» **Requirements**
Seek out every line containing the word "reference", and copy each.

» **Given data**
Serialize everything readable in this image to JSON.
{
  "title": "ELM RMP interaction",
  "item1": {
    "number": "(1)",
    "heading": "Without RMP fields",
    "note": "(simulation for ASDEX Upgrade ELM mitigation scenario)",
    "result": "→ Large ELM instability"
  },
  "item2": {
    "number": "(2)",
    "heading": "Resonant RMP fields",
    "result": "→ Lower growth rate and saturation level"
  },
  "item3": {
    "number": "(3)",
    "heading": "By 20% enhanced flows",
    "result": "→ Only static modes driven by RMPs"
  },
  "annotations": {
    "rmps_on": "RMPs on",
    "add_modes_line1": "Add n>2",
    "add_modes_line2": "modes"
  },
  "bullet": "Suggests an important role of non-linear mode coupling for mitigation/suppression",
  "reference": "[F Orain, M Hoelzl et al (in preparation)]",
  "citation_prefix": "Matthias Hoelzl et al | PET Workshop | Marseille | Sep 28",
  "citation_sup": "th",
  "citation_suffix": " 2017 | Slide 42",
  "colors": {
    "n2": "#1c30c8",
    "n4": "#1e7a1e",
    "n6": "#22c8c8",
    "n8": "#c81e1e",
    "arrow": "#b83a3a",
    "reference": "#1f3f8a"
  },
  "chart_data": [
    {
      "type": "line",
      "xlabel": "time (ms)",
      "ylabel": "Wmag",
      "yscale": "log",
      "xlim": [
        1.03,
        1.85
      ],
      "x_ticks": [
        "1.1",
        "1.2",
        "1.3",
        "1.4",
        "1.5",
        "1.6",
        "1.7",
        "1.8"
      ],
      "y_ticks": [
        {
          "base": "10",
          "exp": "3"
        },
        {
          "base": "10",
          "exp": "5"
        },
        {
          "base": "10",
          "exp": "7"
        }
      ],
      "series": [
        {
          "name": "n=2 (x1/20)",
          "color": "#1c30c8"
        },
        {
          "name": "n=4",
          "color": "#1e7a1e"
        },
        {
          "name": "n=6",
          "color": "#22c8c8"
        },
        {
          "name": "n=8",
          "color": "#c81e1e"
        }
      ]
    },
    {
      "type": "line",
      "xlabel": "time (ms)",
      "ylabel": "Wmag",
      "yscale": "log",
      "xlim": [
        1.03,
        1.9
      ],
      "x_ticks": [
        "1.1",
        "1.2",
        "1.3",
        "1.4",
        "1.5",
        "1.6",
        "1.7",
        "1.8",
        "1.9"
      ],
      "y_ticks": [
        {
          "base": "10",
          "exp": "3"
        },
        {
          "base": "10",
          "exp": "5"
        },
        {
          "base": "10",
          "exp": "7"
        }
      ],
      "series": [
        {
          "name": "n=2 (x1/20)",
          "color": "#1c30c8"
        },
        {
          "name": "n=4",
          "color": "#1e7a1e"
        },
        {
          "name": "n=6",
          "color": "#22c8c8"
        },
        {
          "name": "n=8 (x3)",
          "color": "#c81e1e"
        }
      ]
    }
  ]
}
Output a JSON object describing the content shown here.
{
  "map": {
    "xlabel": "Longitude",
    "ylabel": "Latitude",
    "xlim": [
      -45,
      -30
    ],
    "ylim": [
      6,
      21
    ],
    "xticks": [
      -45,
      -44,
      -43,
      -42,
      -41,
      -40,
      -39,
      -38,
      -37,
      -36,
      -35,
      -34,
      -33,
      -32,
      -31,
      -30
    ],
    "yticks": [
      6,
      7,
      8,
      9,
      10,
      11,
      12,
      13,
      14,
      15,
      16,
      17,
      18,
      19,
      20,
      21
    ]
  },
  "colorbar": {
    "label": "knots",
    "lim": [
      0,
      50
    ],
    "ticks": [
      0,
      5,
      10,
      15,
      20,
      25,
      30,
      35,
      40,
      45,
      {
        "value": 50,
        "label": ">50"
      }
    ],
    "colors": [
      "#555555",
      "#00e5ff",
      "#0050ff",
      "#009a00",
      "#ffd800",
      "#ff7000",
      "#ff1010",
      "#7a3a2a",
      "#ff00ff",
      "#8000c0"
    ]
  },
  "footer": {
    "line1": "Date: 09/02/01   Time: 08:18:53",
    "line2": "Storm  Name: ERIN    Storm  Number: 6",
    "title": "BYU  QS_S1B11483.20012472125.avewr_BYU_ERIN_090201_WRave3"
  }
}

» **Solution to this problem**
  "reference": "[F Orain, M Hoelzl et al (in preparation)]",
    "reference": "#1f3f8a"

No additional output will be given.